- _TASK INSTRUCTIONS_: Return only the count of lines in which the word "jsou" appears.

- _MATERIAL SUPPLIED_:
— Begin —
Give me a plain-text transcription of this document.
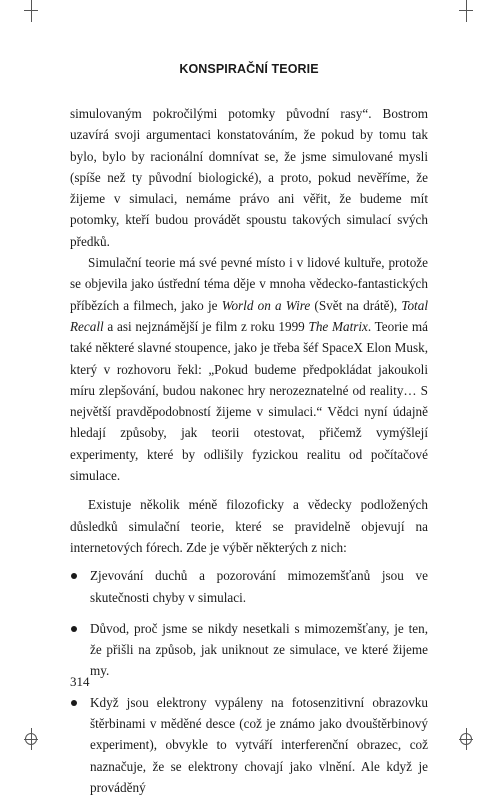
KONSPIRAČNÍ TEORIE

simulovaným pokročilými potomky původní rasy“. Bostrom uzavírá svoji argumentaci konstatováním, že pokud by tomu tak bylo, bylo by racionální domnívat se, že jsme simulované mysli (spíše než ty původní biologické), a proto, pokud nevěříme, že žijeme v simulaci, nemáme právo ani věřit, že budeme mít potomky, kteří budou provádět spoustu takových simulací svých předků.

Simulační teorie má své pevné místo i v lidové kultuře, protože se objevila jako ústřední téma děje v mnoha vědecko-fantastických příbězích a filmech, jako je World on a Wire (Svět na drátě), Total Recall a asi nejznámější je film z roku 1999 The Matrix. Teorie má také některé slavné stoupence, jako je třeba šéf SpaceX Elon Musk, který v rozhovoru řekl: „Pokud budeme předpokládat jakoukoli míru zlepšování, budou nakonec hry nerozeznatelné od reality… S největší pravděpodobností žijeme v simulaci.“ Vědci nyní údajně hledají způsoby, jak teorii otestovat, přičemž vymýšlejí experimenty, které by odlišily fyzickou realitu od počítačové simulace.

Existuje několik méně filozoficky a vědecky podložených důsledků simulační teorie, které se pravidelně objevují na internetových fórech. Zde je výběr některých z nich:

Zjevování duchů a pozorování mimozemšťanů jsou ve skutečnosti chyby v simulaci.
Důvod, proč jsme se nikdy nesetkali s mimozemšťany, je ten, že přišli na způsob, jak uniknout ze simulace, ve které žijeme my.
Když jsou elektrony vypáleny na fotosenzitivní obrazovku štěrbinami v měděné desce (což je známo jako dvouštěrbinový experiment), obvykle to vytváří interferenční obrazec, což naznačuje, že se elektrony chovají jako vlnění. Ale když je prováděný
314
— End —
- _ANSWER FOR THE TASK_: 2